(Recorded data)
####################

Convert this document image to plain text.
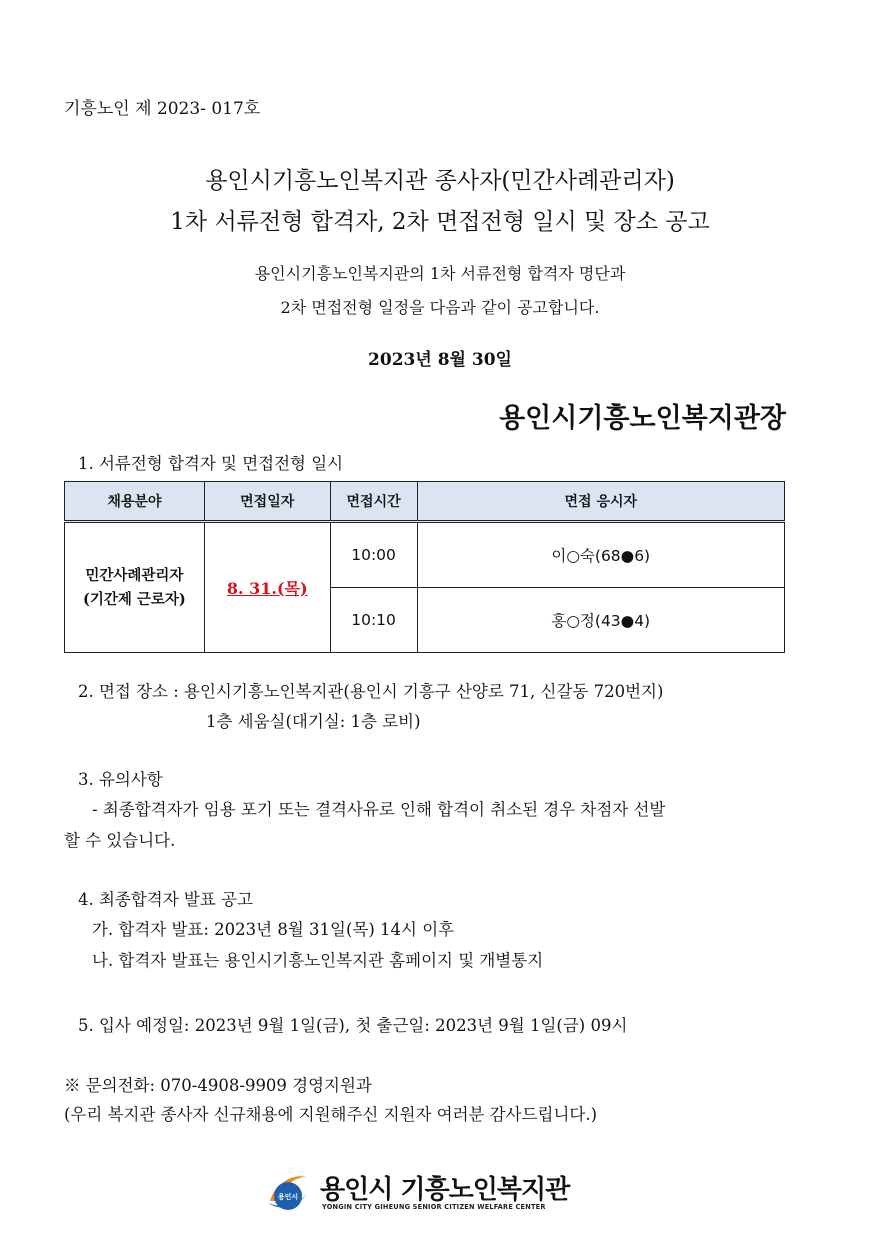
기흥노인 제 2023- 017호
용인시기흥노인복지관 종사자(민간사례관리자)
1차 서류전형 합격자, 2차 면접전형 일시 및 장소 공고
용인시기흥노인복지관의 1차 서류전형 합격자 명단과
2차 면접전형 일정을 다음과 같이 공고합니다.
2023년 8월 30일
용인시기흥노인복지관장
1. 서류전형 합격자 및 면접전형 일시
채용분야	면접일자	면접시간	면접 응시자

민간사례관리자
(기간제 근로자)	8. 31.(목)	10:00	이○숙(68●6)
		10:10	홍○정(43●4)
2. 면접 장소 : 용인시기흥노인복지관(용인시 기흥구 산양로 71, 신갈동 720번지)
1층 세움실(대기실: 1층 로비)
3. 유의사항
- 최종합격자가 임용 포기 또는 결격사유로 인해 합격이 취소된 경우 차점자 선발
할 수 있습니다.
4. 최종합격자 발표 공고
가. 합격자 발표: 2023년 8월 31일(목) 14시 이후
나. 합격자 발표는 용인시기흥노인복지관 홈페이지 및 개별통지
5. 입사 예정일: 2023년 9월 1일(금), 첫 출근일: 2023년 9월 1일(금) 09시
※ 문의전화: 070-4908-9909 경영지원과
(우리 복지관 종사자 신규채용에 지원해주신 지원자 여러분 감사드립니다.)
용인시 용인시 기흥노인복지관
YONGIN CITY GIHEUNG SENIOR CITIZEN WELFARE CENTER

####################

Write every record out again exactly; no pictures belong in the copy.

ANSWER:
Convert this document image to plain text.
기흥노인 제 2023- 017호
용인시기흥노인복지관 종사자(민간사례관리자)
1차 서류전형 합격자, 2차 면접전형 일시 및 장소 공고
용인시기흥노인복지관의 1차 서류전형 합격자 명단과
2차 면접전형 일정을 다음과 같이 공고합니다.
2023년 8월 30일
용인시기흥노인복지관장
1. 서류전형 합격자 및 면접전형 일시
채용분야	면접일자	면접시간	면접 응시자

민간사례관리자
(기간제 근로자)	8. 31.(목)	10:00	이○숙(68●6)
		10:10	홍○정(43●4)
2. 면접 장소 : 용인시기흥노인복지관(용인시 기흥구 산양로 71, 신갈동 720번지)
1층 세움실(대기실: 1층 로비)
3. 유의사항
- 최종합격자가 임용 포기 또는 결격사유로 인해 합격이 취소된 경우 차점자 선발
할 수 있습니다.
4. 최종합격자 발표 공고
가. 합격자 발표: 2023년 8월 31일(목) 14시 이후
나. 합격자 발표는 용인시기흥노인복지관 홈페이지 및 개별통지
5. 입사 예정일: 2023년 9월 1일(금), 첫 출근일: 2023년 9월 1일(금) 09시
※ 문의전화: 070-4908-9909 경영지원과
(우리 복지관 종사자 신규채용에 지원해주신 지원자 여러분 감사드립니다.)
용인시 용인시 기흥노인복지관
YONGIN CITY GIHEUNG SENIOR CITIZEN WELFARE CENTER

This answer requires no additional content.